STATED TASK:
The entries below are to be written out again without alteration.

DATA SUPPLIED:
•••••

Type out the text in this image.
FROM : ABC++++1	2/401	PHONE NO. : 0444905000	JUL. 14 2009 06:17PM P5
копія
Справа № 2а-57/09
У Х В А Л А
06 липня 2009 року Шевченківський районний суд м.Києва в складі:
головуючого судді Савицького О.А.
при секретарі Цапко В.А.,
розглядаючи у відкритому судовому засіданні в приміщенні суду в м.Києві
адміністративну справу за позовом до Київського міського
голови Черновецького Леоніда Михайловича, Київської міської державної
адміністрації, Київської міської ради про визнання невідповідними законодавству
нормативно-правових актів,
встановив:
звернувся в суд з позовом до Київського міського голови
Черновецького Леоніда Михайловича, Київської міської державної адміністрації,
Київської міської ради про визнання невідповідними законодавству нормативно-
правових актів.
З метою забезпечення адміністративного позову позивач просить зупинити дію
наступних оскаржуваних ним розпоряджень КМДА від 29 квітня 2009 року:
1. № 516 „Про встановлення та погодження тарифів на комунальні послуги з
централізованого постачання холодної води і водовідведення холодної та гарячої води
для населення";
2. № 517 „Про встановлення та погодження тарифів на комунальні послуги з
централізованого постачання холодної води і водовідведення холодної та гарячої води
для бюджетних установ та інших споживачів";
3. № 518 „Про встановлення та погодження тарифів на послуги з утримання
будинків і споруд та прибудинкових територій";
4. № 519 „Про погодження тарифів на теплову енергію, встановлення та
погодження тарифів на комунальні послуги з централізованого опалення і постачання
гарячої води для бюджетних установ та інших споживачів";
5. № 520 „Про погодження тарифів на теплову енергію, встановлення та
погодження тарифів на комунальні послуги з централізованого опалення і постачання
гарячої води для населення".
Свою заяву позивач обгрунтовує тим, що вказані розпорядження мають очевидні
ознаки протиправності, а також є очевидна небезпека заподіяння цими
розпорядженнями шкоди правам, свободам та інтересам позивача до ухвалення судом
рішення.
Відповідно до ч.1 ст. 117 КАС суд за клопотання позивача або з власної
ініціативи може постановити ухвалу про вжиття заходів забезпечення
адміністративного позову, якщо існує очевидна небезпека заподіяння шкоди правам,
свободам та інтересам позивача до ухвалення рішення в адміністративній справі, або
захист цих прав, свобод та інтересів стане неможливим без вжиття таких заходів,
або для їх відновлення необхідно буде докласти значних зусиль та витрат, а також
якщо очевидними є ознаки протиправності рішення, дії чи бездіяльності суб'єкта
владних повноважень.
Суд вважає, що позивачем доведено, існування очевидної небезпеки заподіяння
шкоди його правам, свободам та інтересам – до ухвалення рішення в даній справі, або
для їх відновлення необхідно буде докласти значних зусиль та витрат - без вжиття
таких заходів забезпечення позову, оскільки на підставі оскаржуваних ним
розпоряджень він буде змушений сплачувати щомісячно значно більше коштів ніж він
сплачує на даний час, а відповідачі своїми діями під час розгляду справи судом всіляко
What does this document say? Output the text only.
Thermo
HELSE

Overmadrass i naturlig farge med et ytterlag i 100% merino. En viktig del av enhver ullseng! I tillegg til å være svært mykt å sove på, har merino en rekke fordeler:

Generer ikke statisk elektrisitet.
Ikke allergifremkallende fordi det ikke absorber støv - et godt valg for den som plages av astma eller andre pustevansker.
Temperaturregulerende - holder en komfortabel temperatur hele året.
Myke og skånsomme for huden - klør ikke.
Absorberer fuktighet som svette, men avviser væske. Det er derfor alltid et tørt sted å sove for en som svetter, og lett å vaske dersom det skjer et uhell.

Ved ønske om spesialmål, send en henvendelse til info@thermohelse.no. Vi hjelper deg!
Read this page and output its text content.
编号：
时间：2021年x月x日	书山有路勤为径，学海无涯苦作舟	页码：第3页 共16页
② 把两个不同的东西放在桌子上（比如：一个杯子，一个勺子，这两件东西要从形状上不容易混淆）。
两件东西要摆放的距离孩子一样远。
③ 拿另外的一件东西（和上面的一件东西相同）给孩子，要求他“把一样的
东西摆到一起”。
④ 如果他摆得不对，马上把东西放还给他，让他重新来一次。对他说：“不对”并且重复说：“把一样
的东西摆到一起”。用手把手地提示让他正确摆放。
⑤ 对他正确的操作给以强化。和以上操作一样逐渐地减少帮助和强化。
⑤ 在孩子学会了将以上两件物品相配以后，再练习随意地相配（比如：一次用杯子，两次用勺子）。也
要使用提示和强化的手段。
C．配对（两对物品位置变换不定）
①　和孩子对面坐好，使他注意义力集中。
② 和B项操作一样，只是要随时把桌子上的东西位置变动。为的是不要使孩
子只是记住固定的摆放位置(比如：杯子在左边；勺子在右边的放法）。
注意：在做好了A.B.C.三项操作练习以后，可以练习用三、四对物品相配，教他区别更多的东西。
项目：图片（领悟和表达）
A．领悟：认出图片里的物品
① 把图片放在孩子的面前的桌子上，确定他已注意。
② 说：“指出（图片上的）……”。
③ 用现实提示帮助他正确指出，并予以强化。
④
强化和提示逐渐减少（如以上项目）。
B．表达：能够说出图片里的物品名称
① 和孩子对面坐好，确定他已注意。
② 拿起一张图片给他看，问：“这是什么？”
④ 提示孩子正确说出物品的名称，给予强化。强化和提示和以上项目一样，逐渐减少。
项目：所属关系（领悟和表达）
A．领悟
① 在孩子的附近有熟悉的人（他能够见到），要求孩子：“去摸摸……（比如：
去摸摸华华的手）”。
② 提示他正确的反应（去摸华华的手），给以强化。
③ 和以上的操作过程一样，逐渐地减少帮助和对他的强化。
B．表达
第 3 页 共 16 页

•••••

WRITTEN ANSWER:
Type out the text in this image.
FROM : ABC++++1	2/401	PHONE NO. : 0444905000	JUL. 14 2009 06:17PM P5
копія
Справа № 2а-57/09
У Х В А Л А
06 липня 2009 року Шевченківський районний суд м.Києва в складі:
головуючого судді Савицького О.А.
при секретарі Цапко В.А.,
розглядаючи у відкритому судовому засіданні в приміщенні суду в м.Києві
адміністративну справу за позовом до Київського міського
голови Черновецького Леоніда Михайловича, Київської міської державної
адміністрації, Київської міської ради про визнання невідповідними законодавству
нормативно-правових актів,
встановив:
звернувся в суд з позовом до Київського міського голови
Черновецького Леоніда Михайловича, Київської міської державної адміністрації,
Київської міської ради про визнання невідповідними законодавству нормативно-
правових актів.
З метою забезпечення адміністративного позову позивач просить зупинити дію
наступних оскаржуваних ним розпоряджень КМДА від 29 квітня 2009 року:
1. № 516 „Про встановлення та погодження тарифів на комунальні послуги з
централізованого постачання холодної води і водовідведення холодної та гарячої води
для населення";
2. № 517 „Про встановлення та погодження тарифів на комунальні послуги з
централізованого постачання холодної води і водовідведення холодної та гарячої води
для бюджетних установ та інших споживачів";
3. № 518 „Про встановлення та погодження тарифів на послуги з утримання
будинків і споруд та прибудинкових територій";
4. № 519 „Про погодження тарифів на теплову енергію, встановлення та
погодження тарифів на комунальні послуги з централізованого опалення і постачання
гарячої води для бюджетних установ та інших споживачів";
5. № 520 „Про погодження тарифів на теплову енергію, встановлення та
погодження тарифів на комунальні послуги з централізованого опалення і постачання
гарячої води для населення".
Свою заяву позивач обгрунтовує тим, що вказані розпорядження мають очевидні
ознаки протиправності, а також є очевидна небезпека заподіяння цими
розпорядженнями шкоди правам, свободам та інтересам позивача до ухвалення судом
рішення.
Відповідно до ч.1 ст. 117 КАС суд за клопотання позивача або з власної
ініціативи може постановити ухвалу про вжиття заходів забезпечення
адміністративного позову, якщо існує очевидна небезпека заподіяння шкоди правам,
свободам та інтересам позивача до ухвалення рішення в адміністративній справі, або
захист цих прав, свобод та інтересів стане неможливим без вжиття таких заходів,
або для їх відновлення необхідно буде докласти значних зусиль та витрат, а також
якщо очевидними є ознаки протиправності рішення, дії чи бездіяльності суб'єкта
владних повноважень.
Суд вважає, що позивачем доведено, існування очевидної небезпеки заподіяння
шкоди його правам, свободам та інтересам – до ухвалення рішення в даній справі, або
для їх відновлення необхідно буде докласти значних зусиль та витрат - без вжиття
таких заходів забезпечення позову, оскільки на підставі оскаржуваних ним
розпоряджень він буде змушений сплачувати щомісячно значно більше коштів ніж він
сплачує на даний час, а відповідачі своїми діями під час розгляду справи судом всіляко
What does this document say? Output the text only.
Thermo
HELSE

Overmadrass i naturlig farge med et ytterlag i 100% merino. En viktig del av enhver ullseng! I tillegg til å være svært mykt å sove på, har merino en rekke fordeler:

Generer ikke statisk elektrisitet.
Ikke allergifremkallende fordi det ikke absorber støv - et godt valg for den som plages av astma eller andre pustevansker.
Temperaturregulerende - holder en komfortabel temperatur hele året.
Myke og skånsomme for huden - klør ikke.
Absorberer fuktighet som svette, men avviser væske. Det er derfor alltid et tørt sted å sove for en som svetter, og lett å vaske dersom det skjer et uhell.

Ved ønske om spesialmål, send en henvendelse til info@thermohelse.no. Vi hjelper deg!
Read this page and output its text content.
编号：
时间：2021年x月x日	书山有路勤为径，学海无涯苦作舟	页码：第3页 共16页
② 把两个不同的东西放在桌子上（比如：一个杯子，一个勺子，这两件东西要从形状上不容易混淆）。
两件东西要摆放的距离孩子一样远。
③ 拿另外的一件东西（和上面的一件东西相同）给孩子，要求他“把一样的
东西摆到一起”。
④ 如果他摆得不对，马上把东西放还给他，让他重新来一次。对他说：“不对”并且重复说：“把一样
的东西摆到一起”。用手把手地提示让他正确摆放。
⑤ 对他正确的操作给以强化。和以上操作一样逐渐地减少帮助和强化。
⑤ 在孩子学会了将以上两件物品相配以后，再练习随意地相配（比如：一次用杯子，两次用勺子）。也
要使用提示和强化的手段。
C．配对（两对物品位置变换不定）
①　和孩子对面坐好，使他注意义力集中。
② 和B项操作一样，只是要随时把桌子上的东西位置变动。为的是不要使孩
子只是记住固定的摆放位置(比如：杯子在左边；勺子在右边的放法）。
注意：在做好了A.B.C.三项操作练习以后，可以练习用三、四对物品相配，教他区别更多的东西。
项目：图片（领悟和表达）
A．领悟：认出图片里的物品
① 把图片放在孩子的面前的桌子上，确定他已注意。
② 说：“指出（图片上的）……”。
③ 用现实提示帮助他正确指出，并予以强化。
④
强化和提示逐渐减少（如以上项目）。
B．表达：能够说出图片里的物品名称
① 和孩子对面坐好，确定他已注意。
② 拿起一张图片给他看，问：“这是什么？”
④ 提示孩子正确说出物品的名称，给予强化。强化和提示和以上项目一样，逐渐减少。
项目：所属关系（领悟和表达）
A．领悟
① 在孩子的附近有熟悉的人（他能够见到），要求孩子：“去摸摸……（比如：
去摸摸华华的手）”。
② 提示他正确的反应（去摸华华的手），给以强化。
③ 和以上的操作过程一样，逐渐地减少帮助和对他的强化。
B．表达
第 3 页 共 16 页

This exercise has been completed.